● Short problem: Copy down every line where the string "text" shows up.

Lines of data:
══════════
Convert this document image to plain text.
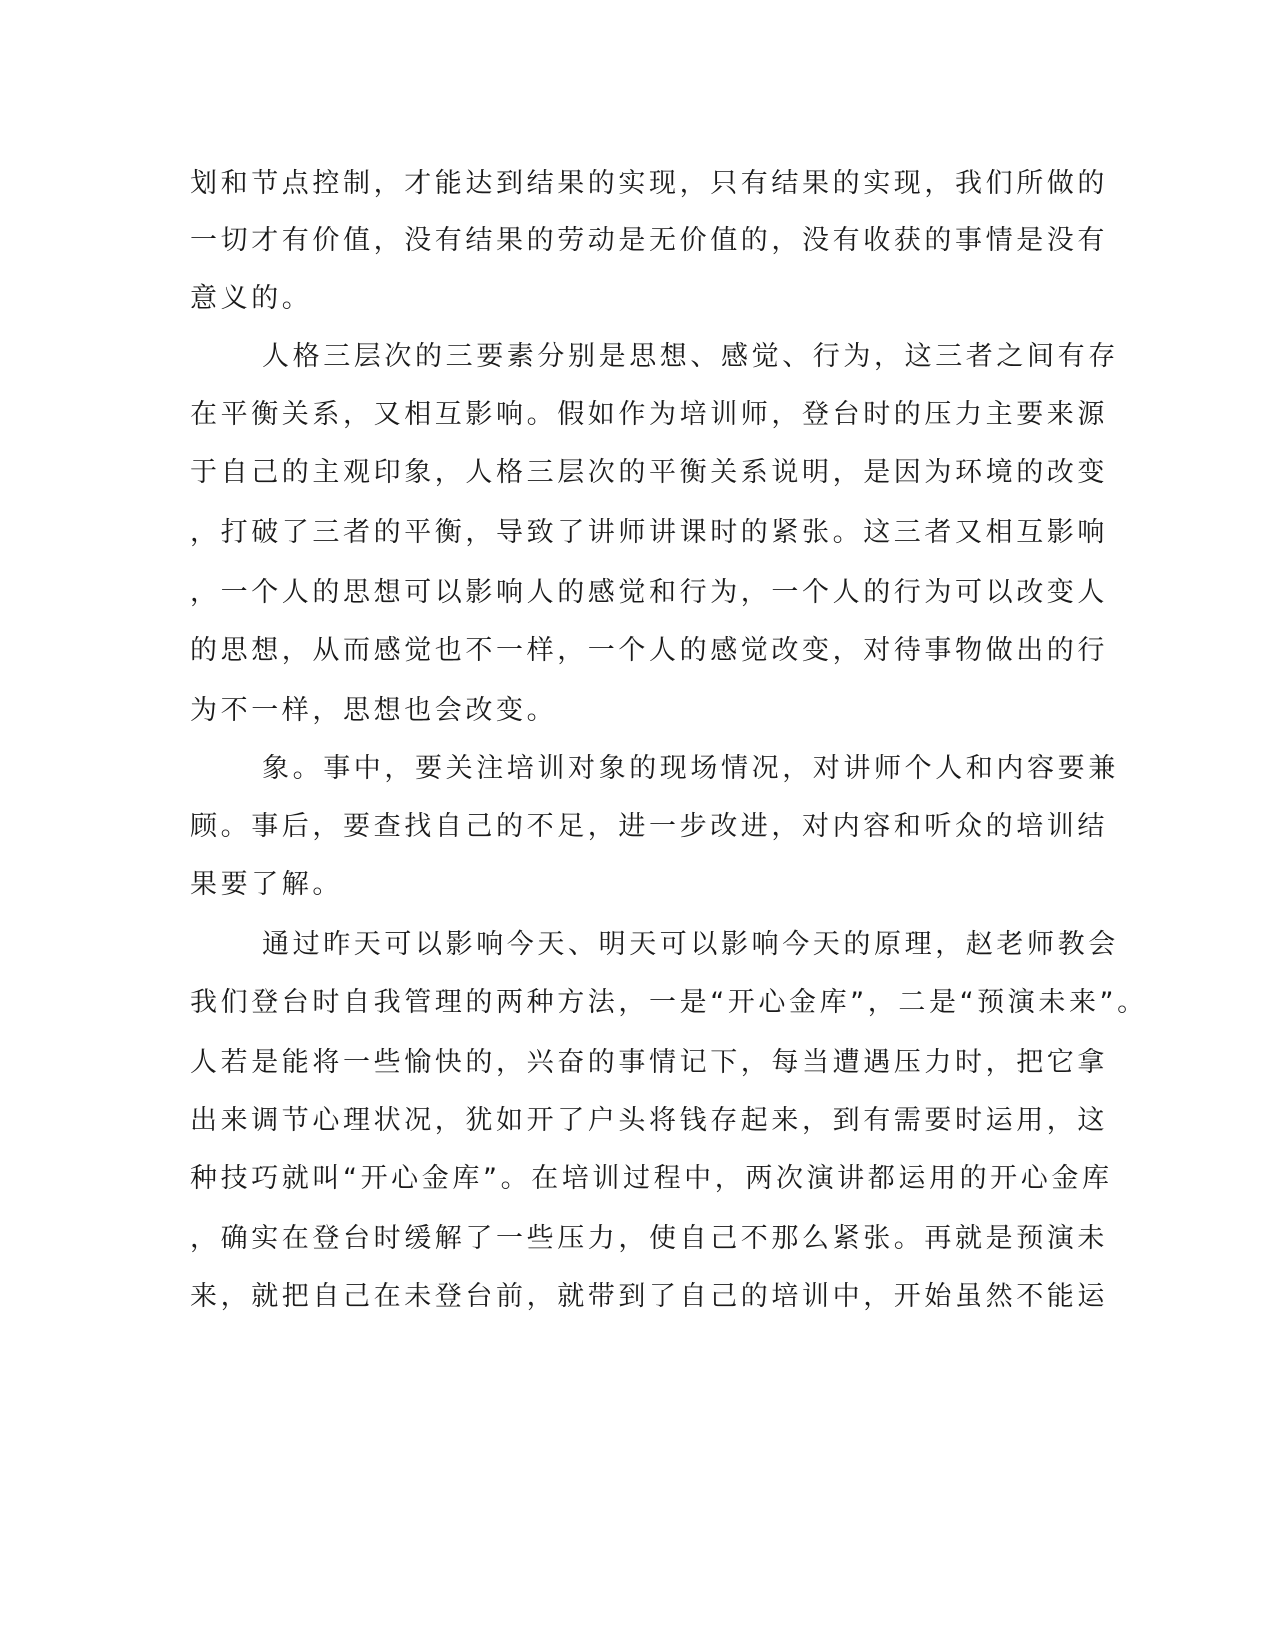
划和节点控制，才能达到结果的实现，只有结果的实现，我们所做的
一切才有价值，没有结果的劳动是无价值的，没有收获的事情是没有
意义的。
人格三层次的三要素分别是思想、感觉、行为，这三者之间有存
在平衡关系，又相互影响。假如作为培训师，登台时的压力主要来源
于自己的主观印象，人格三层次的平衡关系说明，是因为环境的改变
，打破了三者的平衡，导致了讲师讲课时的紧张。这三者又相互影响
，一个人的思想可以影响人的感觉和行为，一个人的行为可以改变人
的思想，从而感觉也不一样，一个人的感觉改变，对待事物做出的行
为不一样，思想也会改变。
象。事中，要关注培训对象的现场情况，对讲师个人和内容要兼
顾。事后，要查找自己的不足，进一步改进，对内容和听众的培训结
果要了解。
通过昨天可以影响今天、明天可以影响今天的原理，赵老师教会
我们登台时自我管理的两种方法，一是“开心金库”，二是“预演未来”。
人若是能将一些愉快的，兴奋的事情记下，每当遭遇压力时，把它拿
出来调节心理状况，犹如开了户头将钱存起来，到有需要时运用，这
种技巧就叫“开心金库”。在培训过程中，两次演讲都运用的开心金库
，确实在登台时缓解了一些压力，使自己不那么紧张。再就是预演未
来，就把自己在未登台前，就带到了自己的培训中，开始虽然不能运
══════════
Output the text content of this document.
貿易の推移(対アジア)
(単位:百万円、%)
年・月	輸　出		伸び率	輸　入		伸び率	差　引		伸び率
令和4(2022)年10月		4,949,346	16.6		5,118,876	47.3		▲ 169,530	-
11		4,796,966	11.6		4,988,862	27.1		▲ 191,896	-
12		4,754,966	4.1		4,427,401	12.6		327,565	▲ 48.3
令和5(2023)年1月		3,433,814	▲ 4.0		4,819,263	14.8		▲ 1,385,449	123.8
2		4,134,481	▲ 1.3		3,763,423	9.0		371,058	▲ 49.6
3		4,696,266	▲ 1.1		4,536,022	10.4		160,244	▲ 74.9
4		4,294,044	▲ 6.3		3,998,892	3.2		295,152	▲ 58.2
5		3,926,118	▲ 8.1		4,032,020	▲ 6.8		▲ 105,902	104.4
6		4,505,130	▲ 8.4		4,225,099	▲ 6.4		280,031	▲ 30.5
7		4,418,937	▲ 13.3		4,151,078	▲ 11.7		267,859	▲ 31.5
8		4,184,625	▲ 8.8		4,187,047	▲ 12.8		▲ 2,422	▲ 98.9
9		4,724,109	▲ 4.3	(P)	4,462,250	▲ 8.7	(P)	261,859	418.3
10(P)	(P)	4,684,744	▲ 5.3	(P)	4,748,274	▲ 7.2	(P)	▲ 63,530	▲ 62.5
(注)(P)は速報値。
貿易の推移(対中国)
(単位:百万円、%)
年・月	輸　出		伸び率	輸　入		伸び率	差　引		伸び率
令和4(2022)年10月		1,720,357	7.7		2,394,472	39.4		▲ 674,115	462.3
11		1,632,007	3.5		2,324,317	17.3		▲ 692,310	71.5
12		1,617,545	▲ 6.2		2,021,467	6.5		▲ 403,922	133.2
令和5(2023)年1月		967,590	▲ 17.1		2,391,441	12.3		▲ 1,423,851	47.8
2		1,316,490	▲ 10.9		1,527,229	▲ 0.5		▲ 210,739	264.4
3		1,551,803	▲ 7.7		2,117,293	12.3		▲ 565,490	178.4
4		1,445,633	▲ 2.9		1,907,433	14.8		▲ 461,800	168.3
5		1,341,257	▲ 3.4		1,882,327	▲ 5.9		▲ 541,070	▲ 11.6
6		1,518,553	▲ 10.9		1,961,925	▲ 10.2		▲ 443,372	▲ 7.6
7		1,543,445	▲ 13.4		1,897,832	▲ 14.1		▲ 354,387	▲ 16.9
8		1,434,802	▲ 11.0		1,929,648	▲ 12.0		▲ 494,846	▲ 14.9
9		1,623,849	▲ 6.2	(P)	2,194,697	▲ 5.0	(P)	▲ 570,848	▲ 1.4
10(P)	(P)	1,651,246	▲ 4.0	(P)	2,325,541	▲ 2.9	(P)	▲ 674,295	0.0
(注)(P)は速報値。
══════════
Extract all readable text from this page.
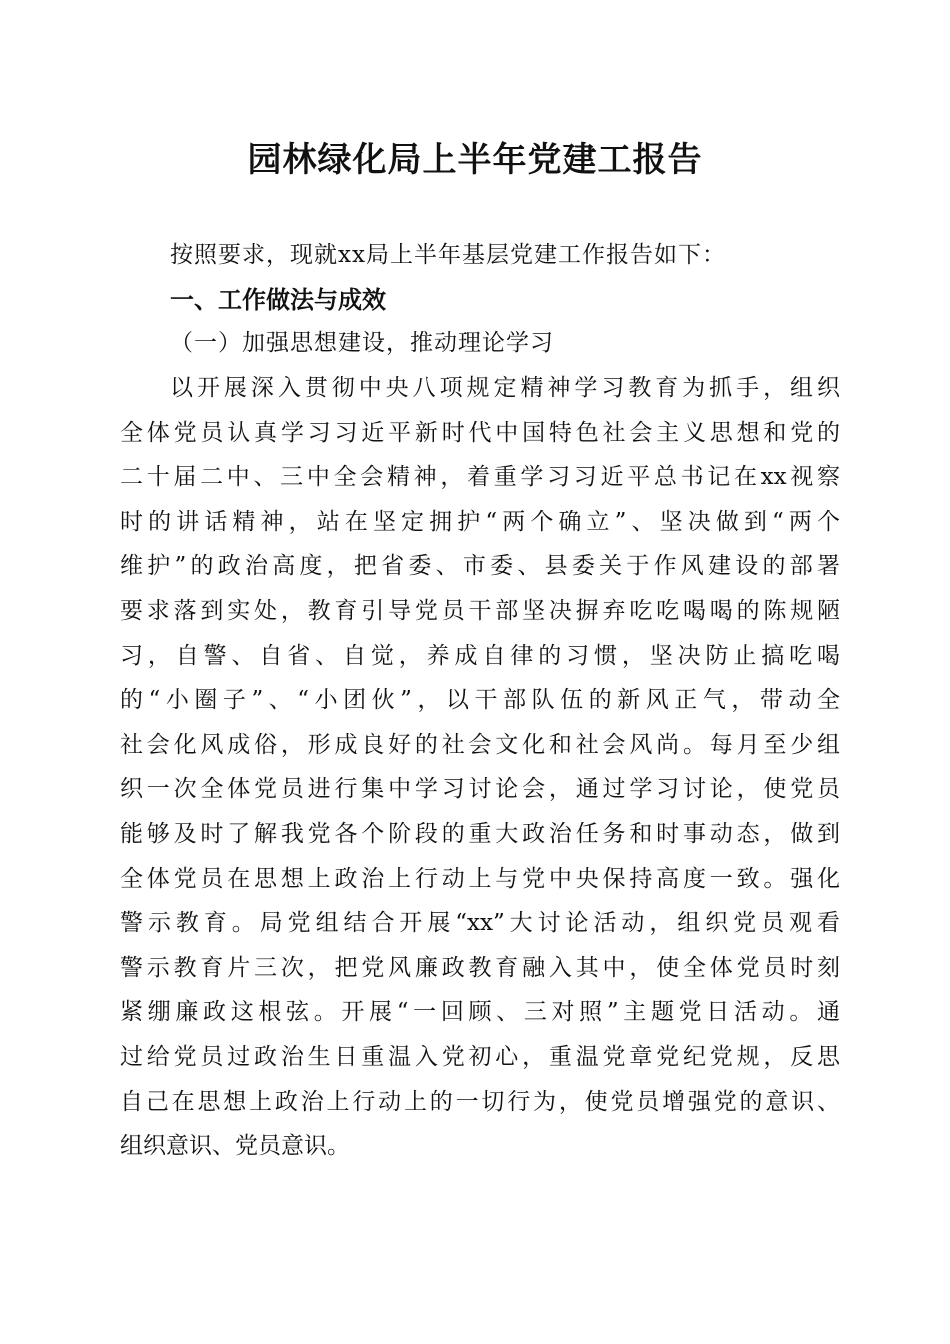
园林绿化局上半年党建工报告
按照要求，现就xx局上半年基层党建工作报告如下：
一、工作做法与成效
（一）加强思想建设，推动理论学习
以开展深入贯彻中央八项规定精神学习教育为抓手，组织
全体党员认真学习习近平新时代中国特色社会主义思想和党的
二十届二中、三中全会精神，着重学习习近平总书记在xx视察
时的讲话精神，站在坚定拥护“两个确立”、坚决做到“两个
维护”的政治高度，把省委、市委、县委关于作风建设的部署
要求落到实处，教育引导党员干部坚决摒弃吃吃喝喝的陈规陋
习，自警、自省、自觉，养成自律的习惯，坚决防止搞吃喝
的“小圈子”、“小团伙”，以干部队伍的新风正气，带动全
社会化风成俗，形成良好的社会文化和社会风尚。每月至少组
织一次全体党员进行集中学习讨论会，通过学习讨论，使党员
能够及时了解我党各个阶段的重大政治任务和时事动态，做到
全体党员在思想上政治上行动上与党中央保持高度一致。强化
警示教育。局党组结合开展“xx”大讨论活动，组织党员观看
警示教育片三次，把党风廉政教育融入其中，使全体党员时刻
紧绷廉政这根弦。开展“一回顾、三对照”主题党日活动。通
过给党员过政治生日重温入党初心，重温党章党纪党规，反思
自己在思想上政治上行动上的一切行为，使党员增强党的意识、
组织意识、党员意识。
══════════
● Complete response:
Convert this document image to plain text.
Output the text content of this document.
Extract all readable text from this page.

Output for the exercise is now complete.